## start INPUT ROWS
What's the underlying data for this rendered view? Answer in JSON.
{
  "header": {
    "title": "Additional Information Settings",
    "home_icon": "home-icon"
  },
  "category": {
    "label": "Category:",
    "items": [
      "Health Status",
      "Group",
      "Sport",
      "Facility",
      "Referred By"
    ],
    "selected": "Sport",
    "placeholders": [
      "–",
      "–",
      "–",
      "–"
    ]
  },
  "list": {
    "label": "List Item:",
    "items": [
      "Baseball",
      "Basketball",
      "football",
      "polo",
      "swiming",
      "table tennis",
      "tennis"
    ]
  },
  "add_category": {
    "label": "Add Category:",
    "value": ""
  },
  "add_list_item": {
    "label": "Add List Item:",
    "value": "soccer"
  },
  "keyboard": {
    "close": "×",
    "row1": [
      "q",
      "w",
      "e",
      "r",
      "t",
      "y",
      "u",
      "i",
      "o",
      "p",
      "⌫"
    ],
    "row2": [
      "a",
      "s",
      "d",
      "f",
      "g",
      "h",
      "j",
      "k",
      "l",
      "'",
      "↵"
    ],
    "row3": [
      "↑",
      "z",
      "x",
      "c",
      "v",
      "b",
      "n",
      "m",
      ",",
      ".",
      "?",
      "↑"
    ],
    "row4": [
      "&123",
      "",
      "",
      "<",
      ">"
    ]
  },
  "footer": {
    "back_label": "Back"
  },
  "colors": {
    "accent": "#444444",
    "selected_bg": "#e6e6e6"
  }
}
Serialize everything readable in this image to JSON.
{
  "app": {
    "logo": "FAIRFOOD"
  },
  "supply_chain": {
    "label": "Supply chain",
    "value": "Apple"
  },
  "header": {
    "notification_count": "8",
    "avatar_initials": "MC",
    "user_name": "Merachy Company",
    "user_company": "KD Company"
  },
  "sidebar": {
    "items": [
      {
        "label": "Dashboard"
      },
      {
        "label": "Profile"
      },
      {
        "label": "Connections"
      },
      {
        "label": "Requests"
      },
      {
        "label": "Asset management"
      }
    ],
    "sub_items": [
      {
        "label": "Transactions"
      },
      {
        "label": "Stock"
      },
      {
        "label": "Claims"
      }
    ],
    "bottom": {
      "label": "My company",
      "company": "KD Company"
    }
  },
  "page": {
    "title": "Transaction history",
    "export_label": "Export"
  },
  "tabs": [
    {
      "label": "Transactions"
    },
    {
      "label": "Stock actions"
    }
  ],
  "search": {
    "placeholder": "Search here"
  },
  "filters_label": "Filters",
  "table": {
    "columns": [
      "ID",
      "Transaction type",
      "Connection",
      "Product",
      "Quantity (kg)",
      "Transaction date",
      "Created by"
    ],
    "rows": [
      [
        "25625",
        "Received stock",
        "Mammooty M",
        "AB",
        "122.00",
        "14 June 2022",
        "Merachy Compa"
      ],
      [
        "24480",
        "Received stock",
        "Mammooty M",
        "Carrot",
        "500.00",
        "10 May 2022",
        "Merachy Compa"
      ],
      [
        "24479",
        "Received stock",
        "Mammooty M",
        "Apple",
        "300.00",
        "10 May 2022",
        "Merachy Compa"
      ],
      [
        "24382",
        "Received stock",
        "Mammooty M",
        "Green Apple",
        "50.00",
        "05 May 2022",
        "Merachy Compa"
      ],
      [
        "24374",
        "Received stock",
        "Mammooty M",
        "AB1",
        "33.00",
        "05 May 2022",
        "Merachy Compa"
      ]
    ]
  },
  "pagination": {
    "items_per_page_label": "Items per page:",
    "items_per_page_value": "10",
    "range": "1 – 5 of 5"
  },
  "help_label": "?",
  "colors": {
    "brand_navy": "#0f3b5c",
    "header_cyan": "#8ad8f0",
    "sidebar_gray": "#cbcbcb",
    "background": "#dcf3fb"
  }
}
## end INPUT ROWS
Emit the full listing verbatim.

[WRITTEN ANSWER]
What's the underlying data for this rendered view? Answer in JSON.
{
  "header": {
    "title": "Additional Information Settings",
    "home_icon": "home-icon"
  },
  "category": {
    "label": "Category:",
    "items": [
      "Health Status",
      "Group",
      "Sport",
      "Facility",
      "Referred By"
    ],
    "selected": "Sport",
    "placeholders": [
      "–",
      "–",
      "–",
      "–"
    ]
  },
  "list": {
    "label": "List Item:",
    "items": [
      "Baseball",
      "Basketball",
      "football",
      "polo",
      "swiming",
      "table tennis",
      "tennis"
    ]
  },
  "add_category": {
    "label": "Add Category:",
    "value": ""
  },
  "add_list_item": {
    "label": "Add List Item:",
    "value": "soccer"
  },
  "keyboard": {
    "close": "×",
    "row1": [
      "q",
      "w",
      "e",
      "r",
      "t",
      "y",
      "u",
      "i",
      "o",
      "p",
      "⌫"
    ],
    "row2": [
      "a",
      "s",
      "d",
      "f",
      "g",
      "h",
      "j",
      "k",
      "l",
      "'",
      "↵"
    ],
    "row3": [
      "↑",
      "z",
      "x",
      "c",
      "v",
      "b",
      "n",
      "m",
      ",",
      ".",
      "?",
      "↑"
    ],
    "row4": [
      "&123",
      "",
      "",
      "<",
      ">"
    ]
  },
  "footer": {
    "back_label": "Back"
  },
  "colors": {
    "accent": "#444444",
    "selected_bg": "#e6e6e6"
  }
}
Serialize everything readable in this image to JSON.
{
  "app": {
    "logo": "FAIRFOOD"
  },
  "supply_chain": {
    "label": "Supply chain",
    "value": "Apple"
  },
  "header": {
    "notification_count": "8",
    "avatar_initials": "MC",
    "user_name": "Merachy Company",
    "user_company": "KD Company"
  },
  "sidebar": {
    "items": [
      {
        "label": "Dashboard"
      },
      {
        "label": "Profile"
      },
      {
        "label": "Connections"
      },
      {
        "label": "Requests"
      },
      {
        "label": "Asset management"
      }
    ],
    "sub_items": [
      {
        "label": "Transactions"
      },
      {
        "label": "Stock"
      },
      {
        "label": "Claims"
      }
    ],
    "bottom": {
      "label": "My company",
      "company": "KD Company"
    }
  },
  "page": {
    "title": "Transaction history",
    "export_label": "Export"
  },
  "tabs": [
    {
      "label": "Transactions"
    },
    {
      "label": "Stock actions"
    }
  ],
  "search": {
    "placeholder": "Search here"
  },
  "filters_label": "Filters",
  "table": {
    "columns": [
      "ID",
      "Transaction type",
      "Connection",
      "Product",
      "Quantity (kg)",
      "Transaction date",
      "Created by"
    ],
    "rows": [
      [
        "25625",
        "Received stock",
        "Mammooty M",
        "AB",
        "122.00",
        "14 June 2022",
        "Merachy Compa"
      ],
      [
        "24480",
        "Received stock",
        "Mammooty M",
        "Carrot",
        "500.00",
        "10 May 2022",
        "Merachy Compa"
      ],
      [
        "24479",
        "Received stock",
        "Mammooty M",
        "Apple",
        "300.00",
        "10 May 2022",
        "Merachy Compa"
      ],
      [
        "24382",
        "Received stock",
        "Mammooty M",
        "Green Apple",
        "50.00",
        "05 May 2022",
        "Merachy Compa"
      ],
      [
        "24374",
        "Received stock",
        "Mammooty M",
        "AB1",
        "33.00",
        "05 May 2022",
        "Merachy Compa"
      ]
    ]
  },
  "pagination": {
    "items_per_page_label": "Items per page:",
    "items_per_page_value": "10",
    "range": "1 – 5 of 5"
  },
  "help_label": "?",
  "colors": {
    "brand_navy": "#0f3b5c",
    "header_cyan": "#8ad8f0",
    "sidebar_gray": "#cbcbcb",
    "background": "#dcf3fb"
  }
}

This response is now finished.